◆ Directions for this task
Your task is to transcribe the records exactly, skipping every image.

◆ Data in this exercise
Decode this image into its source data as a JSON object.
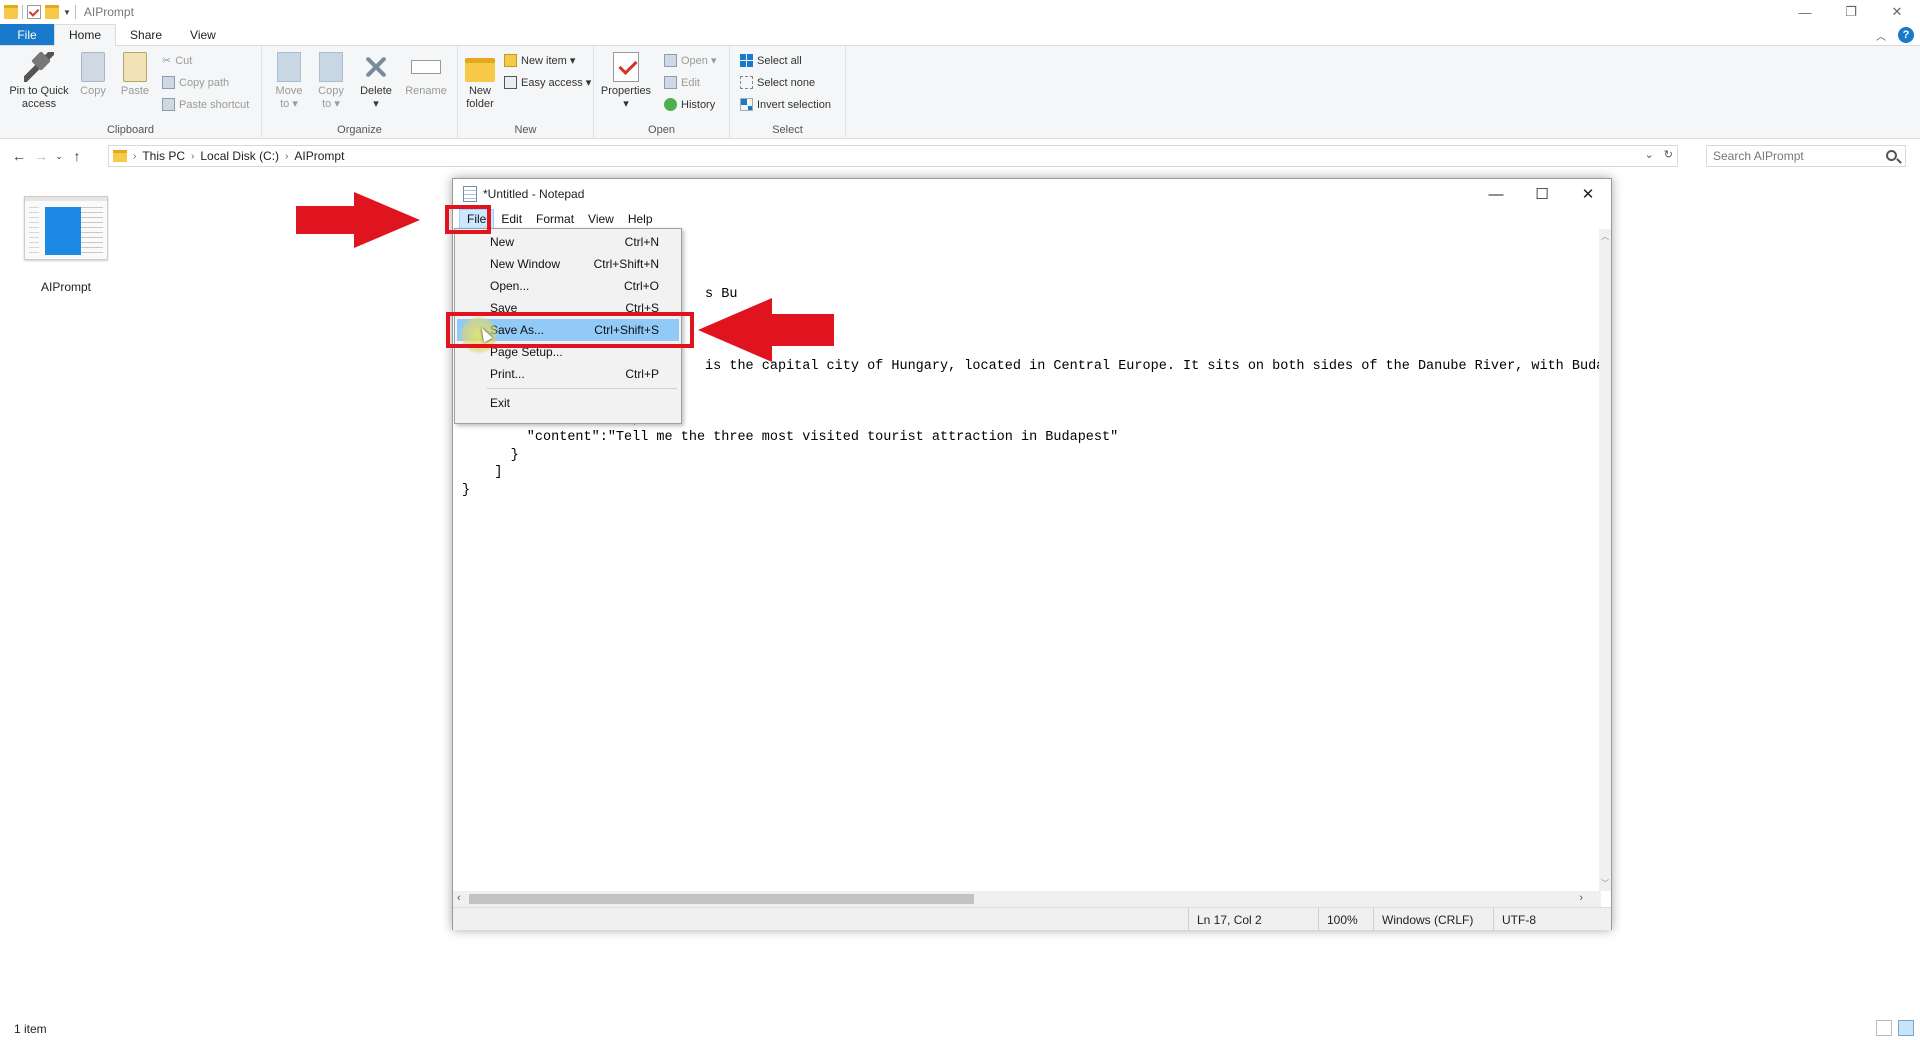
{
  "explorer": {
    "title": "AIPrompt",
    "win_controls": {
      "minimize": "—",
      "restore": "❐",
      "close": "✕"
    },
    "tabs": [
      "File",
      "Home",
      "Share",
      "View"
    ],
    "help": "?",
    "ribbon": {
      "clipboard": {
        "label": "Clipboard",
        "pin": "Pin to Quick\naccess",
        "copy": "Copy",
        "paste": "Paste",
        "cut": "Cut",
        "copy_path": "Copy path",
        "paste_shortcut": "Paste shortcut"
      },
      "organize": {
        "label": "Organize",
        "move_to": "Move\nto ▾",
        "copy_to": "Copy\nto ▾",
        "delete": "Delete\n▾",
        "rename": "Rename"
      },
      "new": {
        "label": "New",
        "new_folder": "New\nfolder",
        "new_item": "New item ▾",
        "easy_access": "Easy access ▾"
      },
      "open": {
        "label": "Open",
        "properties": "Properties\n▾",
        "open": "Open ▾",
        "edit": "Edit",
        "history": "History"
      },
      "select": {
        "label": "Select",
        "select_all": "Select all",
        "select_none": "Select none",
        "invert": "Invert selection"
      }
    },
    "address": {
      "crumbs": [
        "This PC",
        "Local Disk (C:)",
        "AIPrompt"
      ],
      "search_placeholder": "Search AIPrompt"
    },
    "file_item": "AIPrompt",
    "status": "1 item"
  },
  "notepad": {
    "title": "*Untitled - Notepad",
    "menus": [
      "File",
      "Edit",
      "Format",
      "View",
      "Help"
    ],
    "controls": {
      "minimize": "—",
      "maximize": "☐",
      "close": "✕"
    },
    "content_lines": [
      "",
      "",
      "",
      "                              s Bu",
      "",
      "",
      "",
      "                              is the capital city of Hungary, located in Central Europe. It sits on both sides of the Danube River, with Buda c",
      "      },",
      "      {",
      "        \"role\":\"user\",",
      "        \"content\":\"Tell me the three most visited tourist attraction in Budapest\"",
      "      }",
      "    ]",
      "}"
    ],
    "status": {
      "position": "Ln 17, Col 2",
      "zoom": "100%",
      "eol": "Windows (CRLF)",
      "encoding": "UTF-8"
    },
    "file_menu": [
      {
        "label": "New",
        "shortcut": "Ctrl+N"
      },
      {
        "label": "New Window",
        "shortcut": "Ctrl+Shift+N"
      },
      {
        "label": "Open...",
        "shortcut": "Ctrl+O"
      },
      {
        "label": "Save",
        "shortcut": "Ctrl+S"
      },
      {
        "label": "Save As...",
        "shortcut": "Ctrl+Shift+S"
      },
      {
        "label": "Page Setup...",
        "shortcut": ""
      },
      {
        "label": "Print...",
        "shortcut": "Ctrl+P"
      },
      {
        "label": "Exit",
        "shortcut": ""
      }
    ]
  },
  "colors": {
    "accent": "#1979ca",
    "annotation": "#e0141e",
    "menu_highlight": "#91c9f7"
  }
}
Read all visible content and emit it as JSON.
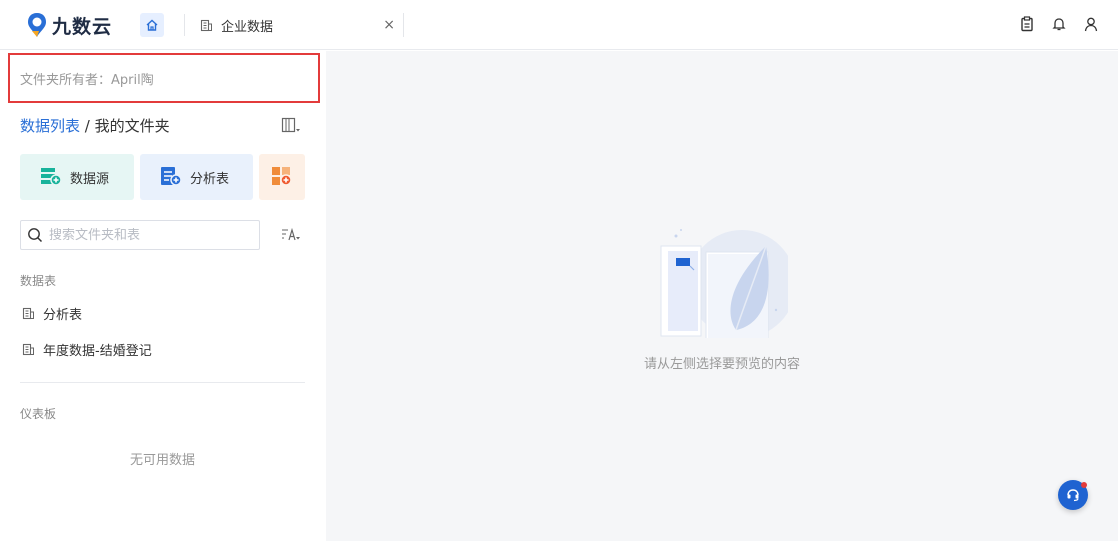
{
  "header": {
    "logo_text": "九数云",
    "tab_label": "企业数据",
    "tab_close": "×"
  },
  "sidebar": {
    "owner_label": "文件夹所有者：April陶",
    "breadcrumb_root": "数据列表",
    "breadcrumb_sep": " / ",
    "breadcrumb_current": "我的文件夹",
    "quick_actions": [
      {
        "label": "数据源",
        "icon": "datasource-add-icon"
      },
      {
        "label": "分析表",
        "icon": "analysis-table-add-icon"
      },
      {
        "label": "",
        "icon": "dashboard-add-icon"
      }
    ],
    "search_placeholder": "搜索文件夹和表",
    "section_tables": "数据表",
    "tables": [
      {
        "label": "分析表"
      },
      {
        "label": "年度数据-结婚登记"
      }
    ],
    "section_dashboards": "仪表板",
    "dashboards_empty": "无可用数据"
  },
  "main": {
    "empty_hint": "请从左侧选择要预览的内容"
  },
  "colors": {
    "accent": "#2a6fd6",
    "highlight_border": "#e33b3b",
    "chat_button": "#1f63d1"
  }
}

◆ Final result
Decode this image into its source data as a JSON object.
{
  "explorer": {
    "title": "AIPrompt",
    "win_controls": {
      "minimize": "—",
      "restore": "❐",
      "close": "✕"
    },
    "tabs": [
      "File",
      "Home",
      "Share",
      "View"
    ],
    "help": "?",
    "ribbon": {
      "clipboard": {
        "label": "Clipboard",
        "pin": "Pin to Quick\naccess",
        "copy": "Copy",
        "paste": "Paste",
        "cut": "Cut",
        "copy_path": "Copy path",
        "paste_shortcut": "Paste shortcut"
      },
      "organize": {
        "label": "Organize",
        "move_to": "Move\nto ▾",
        "copy_to": "Copy\nto ▾",
        "delete": "Delete\n▾",
        "rename": "Rename"
      },
      "new": {
        "label": "New",
        "new_folder": "New\nfolder",
        "new_item": "New item ▾",
        "easy_access": "Easy access ▾"
      },
      "open": {
        "label": "Open",
        "properties": "Properties\n▾",
        "open": "Open ▾",
        "edit": "Edit",
        "history": "History"
      },
      "select": {
        "label": "Select",
        "select_all": "Select all",
        "select_none": "Select none",
        "invert": "Invert selection"
      }
    },
    "address": {
      "crumbs": [
        "This PC",
        "Local Disk (C:)",
        "AIPrompt"
      ],
      "search_placeholder": "Search AIPrompt"
    },
    "file_item": "AIPrompt",
    "status": "1 item"
  },
  "notepad": {
    "title": "*Untitled - Notepad",
    "menus": [
      "File",
      "Edit",
      "Format",
      "View",
      "Help"
    ],
    "controls": {
      "minimize": "—",
      "maximize": "☐",
      "close": "✕"
    },
    "content_lines": [
      "",
      "",
      "",
      "                              s Bu",
      "",
      "",
      "",
      "                              is the capital city of Hungary, located in Central Europe. It sits on both sides of the Danube River, with Buda c",
      "      },",
      "      {",
      "        \"role\":\"user\",",
      "        \"content\":\"Tell me the three most visited tourist attraction in Budapest\"",
      "      }",
      "    ]",
      "}"
    ],
    "status": {
      "position": "Ln 17, Col 2",
      "zoom": "100%",
      "eol": "Windows (CRLF)",
      "encoding": "UTF-8"
    },
    "file_menu": [
      {
        "label": "New",
        "shortcut": "Ctrl+N"
      },
      {
        "label": "New Window",
        "shortcut": "Ctrl+Shift+N"
      },
      {
        "label": "Open...",
        "shortcut": "Ctrl+O"
      },
      {
        "label": "Save",
        "shortcut": "Ctrl+S"
      },
      {
        "label": "Save As...",
        "shortcut": "Ctrl+Shift+S"
      },
      {
        "label": "Page Setup...",
        "shortcut": ""
      },
      {
        "label": "Print...",
        "shortcut": "Ctrl+P"
      },
      {
        "label": "Exit",
        "shortcut": ""
      }
    ]
  },
  "colors": {
    "accent": "#1979ca",
    "annotation": "#e0141e",
    "menu_highlight": "#91c9f7"
  }
}
Read all visible content and emit it as JSON.
{
  "header": {
    "logo_text": "九数云",
    "tab_label": "企业数据",
    "tab_close": "×"
  },
  "sidebar": {
    "owner_label": "文件夹所有者：April陶",
    "breadcrumb_root": "数据列表",
    "breadcrumb_sep": " / ",
    "breadcrumb_current": "我的文件夹",
    "quick_actions": [
      {
        "label": "数据源",
        "icon": "datasource-add-icon"
      },
      {
        "label": "分析表",
        "icon": "analysis-table-add-icon"
      },
      {
        "label": "",
        "icon": "dashboard-add-icon"
      }
    ],
    "search_placeholder": "搜索文件夹和表",
    "section_tables": "数据表",
    "tables": [
      {
        "label": "分析表"
      },
      {
        "label": "年度数据-结婚登记"
      }
    ],
    "section_dashboards": "仪表板",
    "dashboards_empty": "无可用数据"
  },
  "main": {
    "empty_hint": "请从左侧选择要预览的内容"
  },
  "colors": {
    "accent": "#2a6fd6",
    "highlight_border": "#e33b3b",
    "chat_button": "#1f63d1"
  }
}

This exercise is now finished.